### RECORDED DATA

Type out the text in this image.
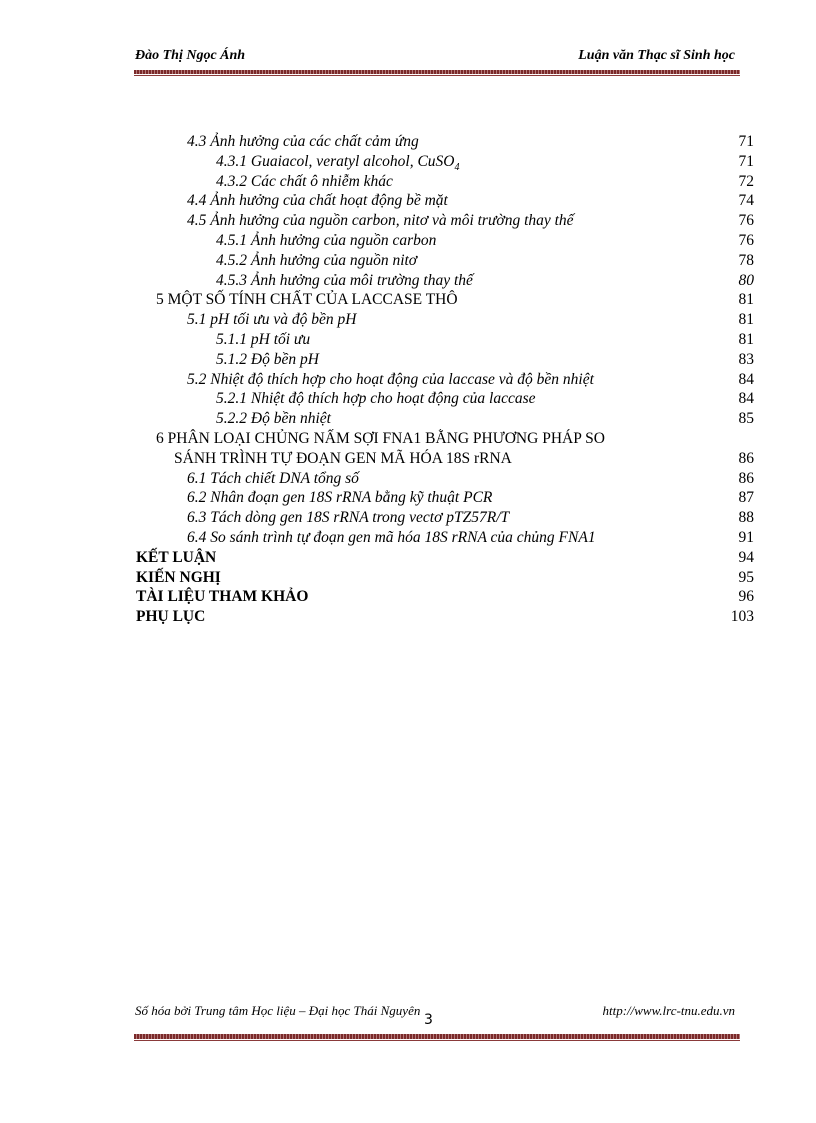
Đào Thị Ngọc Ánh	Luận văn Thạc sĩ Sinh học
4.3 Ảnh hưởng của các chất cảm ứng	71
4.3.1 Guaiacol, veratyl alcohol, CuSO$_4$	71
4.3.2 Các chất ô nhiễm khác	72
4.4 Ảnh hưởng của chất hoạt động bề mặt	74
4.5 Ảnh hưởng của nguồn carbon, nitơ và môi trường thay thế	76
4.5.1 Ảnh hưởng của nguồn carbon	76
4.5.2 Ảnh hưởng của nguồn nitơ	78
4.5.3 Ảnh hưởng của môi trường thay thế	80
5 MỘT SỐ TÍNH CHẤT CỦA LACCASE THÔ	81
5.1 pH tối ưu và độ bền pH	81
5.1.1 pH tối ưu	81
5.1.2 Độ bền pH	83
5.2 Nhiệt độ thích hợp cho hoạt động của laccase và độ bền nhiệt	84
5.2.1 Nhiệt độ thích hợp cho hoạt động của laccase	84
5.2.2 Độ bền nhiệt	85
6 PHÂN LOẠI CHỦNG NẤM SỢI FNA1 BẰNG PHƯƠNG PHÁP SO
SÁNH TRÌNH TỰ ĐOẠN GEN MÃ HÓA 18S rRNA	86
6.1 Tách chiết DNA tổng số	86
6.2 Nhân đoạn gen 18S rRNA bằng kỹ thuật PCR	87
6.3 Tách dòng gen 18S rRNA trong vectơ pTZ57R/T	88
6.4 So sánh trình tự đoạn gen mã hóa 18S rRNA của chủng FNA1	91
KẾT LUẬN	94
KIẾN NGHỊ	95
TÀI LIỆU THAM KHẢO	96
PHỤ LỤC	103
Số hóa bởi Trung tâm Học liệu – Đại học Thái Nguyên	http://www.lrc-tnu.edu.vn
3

######
### RECORDED DATA

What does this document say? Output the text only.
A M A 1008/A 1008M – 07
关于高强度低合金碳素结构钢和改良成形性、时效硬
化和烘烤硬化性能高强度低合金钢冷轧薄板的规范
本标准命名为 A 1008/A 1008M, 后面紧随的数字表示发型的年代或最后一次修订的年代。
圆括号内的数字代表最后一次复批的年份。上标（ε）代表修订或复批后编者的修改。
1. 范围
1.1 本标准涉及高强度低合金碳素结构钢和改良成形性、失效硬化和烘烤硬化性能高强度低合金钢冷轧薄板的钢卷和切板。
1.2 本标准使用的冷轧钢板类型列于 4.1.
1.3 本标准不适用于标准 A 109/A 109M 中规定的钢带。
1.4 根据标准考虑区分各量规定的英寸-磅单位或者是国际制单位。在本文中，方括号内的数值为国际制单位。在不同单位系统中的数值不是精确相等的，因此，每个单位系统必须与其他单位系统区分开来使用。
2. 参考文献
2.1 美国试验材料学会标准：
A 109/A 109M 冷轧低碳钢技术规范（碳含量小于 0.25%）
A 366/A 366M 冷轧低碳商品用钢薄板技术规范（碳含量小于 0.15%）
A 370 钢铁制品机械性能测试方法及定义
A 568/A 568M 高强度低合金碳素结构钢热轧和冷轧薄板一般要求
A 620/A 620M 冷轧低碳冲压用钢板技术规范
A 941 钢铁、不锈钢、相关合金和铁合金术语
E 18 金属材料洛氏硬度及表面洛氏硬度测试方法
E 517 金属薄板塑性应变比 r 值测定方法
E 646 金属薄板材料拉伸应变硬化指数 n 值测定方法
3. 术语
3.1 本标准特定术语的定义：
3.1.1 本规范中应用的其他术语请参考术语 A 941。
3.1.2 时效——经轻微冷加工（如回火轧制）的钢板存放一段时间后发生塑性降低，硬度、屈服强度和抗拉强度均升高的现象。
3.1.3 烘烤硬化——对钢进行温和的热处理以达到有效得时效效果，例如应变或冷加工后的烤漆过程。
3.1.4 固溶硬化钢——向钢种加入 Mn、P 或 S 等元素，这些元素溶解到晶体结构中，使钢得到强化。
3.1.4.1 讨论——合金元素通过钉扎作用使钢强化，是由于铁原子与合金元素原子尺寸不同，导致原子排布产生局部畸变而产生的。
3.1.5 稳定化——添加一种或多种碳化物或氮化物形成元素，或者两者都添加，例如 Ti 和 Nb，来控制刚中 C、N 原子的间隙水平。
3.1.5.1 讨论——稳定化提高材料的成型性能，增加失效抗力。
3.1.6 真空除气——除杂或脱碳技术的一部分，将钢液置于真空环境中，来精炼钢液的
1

######

*SHORT PROBLEM*:
Look through the data above. Copy every line with the string "carbon" in it.

*RESPONSE TO THE EXERCISE*:
4.5 Ảnh hưởng của nguồn carbon, nitơ và môi trường thay thế	76
4.5.1 Ảnh hưởng của nguồn carbon	76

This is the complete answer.